* Task goal
Sort through the data and copy the lines holding the word "name".

** begin Stored data **

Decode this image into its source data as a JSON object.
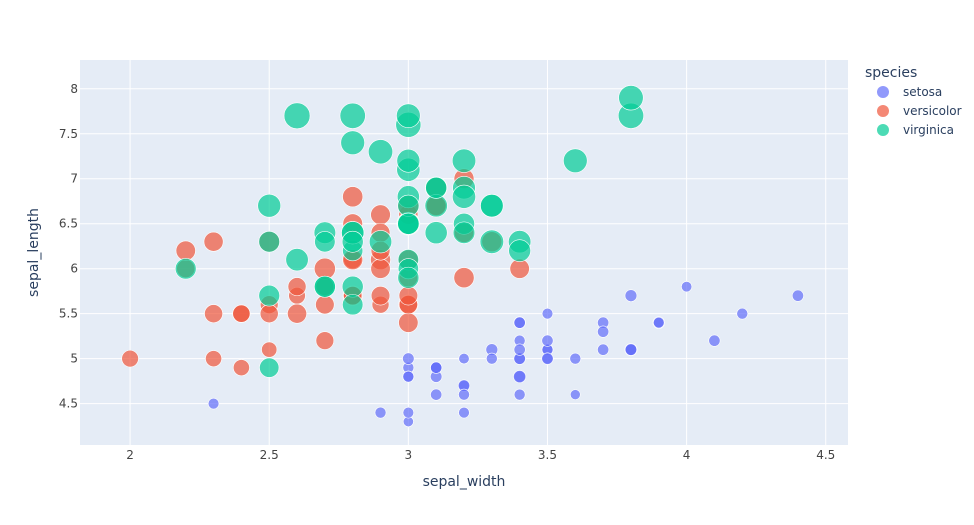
{
  "chart_data": {
    "type": "scatter",
    "xlabel": "sepal_width",
    "ylabel": "sepal_length",
    "xlim": [
      1.82,
      4.58
    ],
    "ylim": [
      4.04,
      8.32
    ],
    "x_ticks": [
      2,
      2.5,
      3,
      3.5,
      4,
      4.5
    ],
    "y_ticks": [
      4.5,
      5,
      5.5,
      6,
      6.5,
      7,
      7.5,
      8
    ],
    "grid": true,
    "size_encoding": "petal_length",
    "legend": {
      "title": "species",
      "placement": "right"
    },
    "series": [
      {
        "name": "setosa",
        "color": "#636efa",
        "points": [
          [
            3.5,
            5.1,
            1.4
          ],
          [
            3.0,
            4.9,
            1.4
          ],
          [
            3.2,
            4.7,
            1.3
          ],
          [
            3.1,
            4.6,
            1.5
          ],
          [
            3.6,
            5.0,
            1.4
          ],
          [
            3.9,
            5.4,
            1.7
          ],
          [
            3.4,
            4.6,
            1.4
          ],
          [
            3.4,
            5.0,
            1.5
          ],
          [
            2.9,
            4.4,
            1.4
          ],
          [
            3.1,
            4.9,
            1.5
          ],
          [
            3.7,
            5.4,
            1.5
          ],
          [
            3.4,
            4.8,
            1.6
          ],
          [
            3.0,
            4.8,
            1.4
          ],
          [
            3.0,
            4.3,
            1.1
          ],
          [
            4.0,
            5.8,
            1.2
          ],
          [
            4.4,
            5.7,
            1.5
          ],
          [
            3.9,
            5.4,
            1.3
          ],
          [
            3.5,
            5.1,
            1.4
          ],
          [
            3.8,
            5.7,
            1.7
          ],
          [
            3.8,
            5.1,
            1.5
          ],
          [
            3.4,
            5.4,
            1.7
          ],
          [
            3.7,
            5.1,
            1.5
          ],
          [
            3.6,
            4.6,
            1.0
          ],
          [
            3.3,
            5.1,
            1.7
          ],
          [
            3.4,
            4.8,
            1.9
          ],
          [
            3.0,
            5.0,
            1.6
          ],
          [
            3.4,
            5.0,
            1.6
          ],
          [
            3.5,
            5.2,
            1.5
          ],
          [
            3.4,
            5.2,
            1.4
          ],
          [
            3.2,
            4.7,
            1.6
          ],
          [
            3.1,
            4.8,
            1.6
          ],
          [
            3.4,
            5.4,
            1.5
          ],
          [
            4.1,
            5.2,
            1.5
          ],
          [
            4.2,
            5.5,
            1.4
          ],
          [
            3.1,
            4.9,
            1.5
          ],
          [
            3.2,
            5.0,
            1.2
          ],
          [
            3.5,
            5.5,
            1.3
          ],
          [
            3.1,
            4.9,
            1.5
          ],
          [
            3.0,
            4.4,
            1.3
          ],
          [
            3.4,
            5.1,
            1.5
          ],
          [
            3.5,
            5.0,
            1.3
          ],
          [
            2.3,
            4.5,
            1.3
          ],
          [
            3.2,
            4.4,
            1.3
          ],
          [
            3.5,
            5.0,
            1.6
          ],
          [
            3.8,
            5.1,
            1.9
          ],
          [
            3.0,
            4.8,
            1.4
          ],
          [
            3.8,
            5.1,
            1.6
          ],
          [
            3.2,
            4.6,
            1.4
          ],
          [
            3.7,
            5.3,
            1.5
          ],
          [
            3.3,
            5.0,
            1.4
          ]
        ]
      },
      {
        "name": "versicolor",
        "color": "#ef553b",
        "points": [
          [
            3.2,
            7.0,
            4.7
          ],
          [
            3.2,
            6.4,
            4.5
          ],
          [
            3.1,
            6.9,
            4.9
          ],
          [
            2.3,
            5.5,
            4.0
          ],
          [
            2.8,
            6.5,
            4.6
          ],
          [
            2.8,
            5.7,
            4.5
          ],
          [
            3.3,
            6.3,
            4.7
          ],
          [
            2.4,
            4.9,
            3.3
          ],
          [
            2.9,
            6.6,
            4.6
          ],
          [
            2.7,
            5.2,
            3.9
          ],
          [
            2.0,
            5.0,
            3.5
          ],
          [
            3.0,
            5.9,
            4.2
          ],
          [
            2.2,
            6.0,
            4.0
          ],
          [
            2.9,
            6.1,
            4.7
          ],
          [
            2.9,
            5.6,
            3.6
          ],
          [
            3.1,
            6.7,
            4.4
          ],
          [
            3.0,
            5.6,
            4.5
          ],
          [
            2.7,
            5.8,
            4.1
          ],
          [
            2.2,
            6.2,
            4.5
          ],
          [
            2.5,
            5.6,
            3.9
          ],
          [
            3.2,
            5.9,
            4.8
          ],
          [
            2.8,
            6.1,
            4.0
          ],
          [
            2.5,
            6.3,
            4.9
          ],
          [
            2.8,
            6.1,
            4.7
          ],
          [
            2.9,
            6.4,
            4.3
          ],
          [
            3.0,
            6.6,
            4.4
          ],
          [
            2.8,
            6.8,
            4.8
          ],
          [
            3.0,
            6.7,
            5.0
          ],
          [
            2.9,
            6.0,
            4.5
          ],
          [
            2.6,
            5.7,
            3.5
          ],
          [
            2.4,
            5.5,
            3.8
          ],
          [
            2.4,
            5.5,
            3.7
          ],
          [
            2.7,
            5.8,
            3.9
          ],
          [
            2.7,
            6.0,
            5.1
          ],
          [
            3.0,
            5.4,
            4.5
          ],
          [
            3.4,
            6.0,
            4.5
          ],
          [
            3.1,
            6.7,
            4.7
          ],
          [
            2.3,
            6.3,
            4.4
          ],
          [
            3.0,
            5.6,
            4.1
          ],
          [
            2.5,
            5.5,
            4.0
          ],
          [
            2.6,
            5.5,
            4.4
          ],
          [
            3.0,
            6.1,
            4.6
          ],
          [
            2.6,
            5.8,
            4.0
          ],
          [
            2.3,
            5.0,
            3.3
          ],
          [
            2.7,
            5.6,
            4.2
          ],
          [
            3.0,
            5.7,
            4.2
          ],
          [
            2.9,
            5.7,
            4.2
          ],
          [
            2.9,
            6.2,
            4.3
          ],
          [
            2.5,
            5.1,
            3.0
          ],
          [
            2.8,
            5.7,
            4.1
          ]
        ]
      },
      {
        "name": "virginica",
        "color": "#00cc96",
        "points": [
          [
            3.3,
            6.3,
            6.0
          ],
          [
            2.7,
            5.8,
            5.1
          ],
          [
            3.0,
            7.1,
            5.9
          ],
          [
            2.9,
            6.3,
            5.6
          ],
          [
            3.0,
            6.5,
            5.8
          ],
          [
            3.0,
            7.6,
            6.6
          ],
          [
            2.5,
            4.9,
            4.5
          ],
          [
            2.9,
            7.3,
            6.3
          ],
          [
            2.5,
            6.7,
            5.8
          ],
          [
            3.6,
            7.2,
            6.1
          ],
          [
            3.2,
            6.5,
            5.1
          ],
          [
            2.7,
            6.4,
            5.3
          ],
          [
            3.0,
            6.8,
            5.5
          ],
          [
            2.5,
            5.7,
            5.0
          ],
          [
            2.8,
            5.8,
            5.1
          ],
          [
            3.2,
            6.4,
            5.3
          ],
          [
            3.0,
            6.5,
            5.5
          ],
          [
            3.8,
            7.7,
            6.7
          ],
          [
            2.6,
            7.7,
            6.9
          ],
          [
            2.2,
            6.0,
            5.0
          ],
          [
            3.2,
            6.9,
            5.7
          ],
          [
            2.8,
            5.6,
            4.9
          ],
          [
            2.8,
            7.7,
            6.7
          ],
          [
            2.7,
            6.3,
            4.9
          ],
          [
            3.3,
            6.7,
            5.7
          ],
          [
            3.2,
            7.2,
            6.0
          ],
          [
            2.8,
            6.2,
            4.8
          ],
          [
            3.0,
            6.1,
            4.9
          ],
          [
            2.8,
            6.4,
            5.6
          ],
          [
            3.0,
            7.2,
            5.8
          ],
          [
            2.8,
            7.4,
            6.1
          ],
          [
            3.8,
            7.9,
            6.4
          ],
          [
            2.8,
            6.4,
            5.6
          ],
          [
            2.8,
            6.3,
            5.1
          ],
          [
            2.6,
            6.1,
            5.6
          ],
          [
            3.0,
            7.7,
            6.1
          ],
          [
            3.4,
            6.3,
            5.6
          ],
          [
            3.1,
            6.4,
            5.5
          ],
          [
            3.0,
            6.0,
            4.8
          ],
          [
            3.1,
            6.9,
            5.4
          ],
          [
            3.1,
            6.7,
            5.6
          ],
          [
            3.1,
            6.9,
            5.1
          ],
          [
            2.7,
            5.8,
            5.1
          ],
          [
            3.2,
            6.8,
            5.9
          ],
          [
            3.3,
            6.7,
            5.7
          ],
          [
            3.0,
            6.7,
            5.2
          ],
          [
            2.5,
            6.3,
            5.0
          ],
          [
            3.0,
            6.5,
            5.2
          ],
          [
            3.4,
            6.2,
            5.4
          ],
          [
            3.0,
            5.9,
            5.1
          ]
        ]
      }
    ]
  }
}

** end Stored data **

* Task result
        "name": "setosa",
        "name": "versicolor",
        "name": "virginica",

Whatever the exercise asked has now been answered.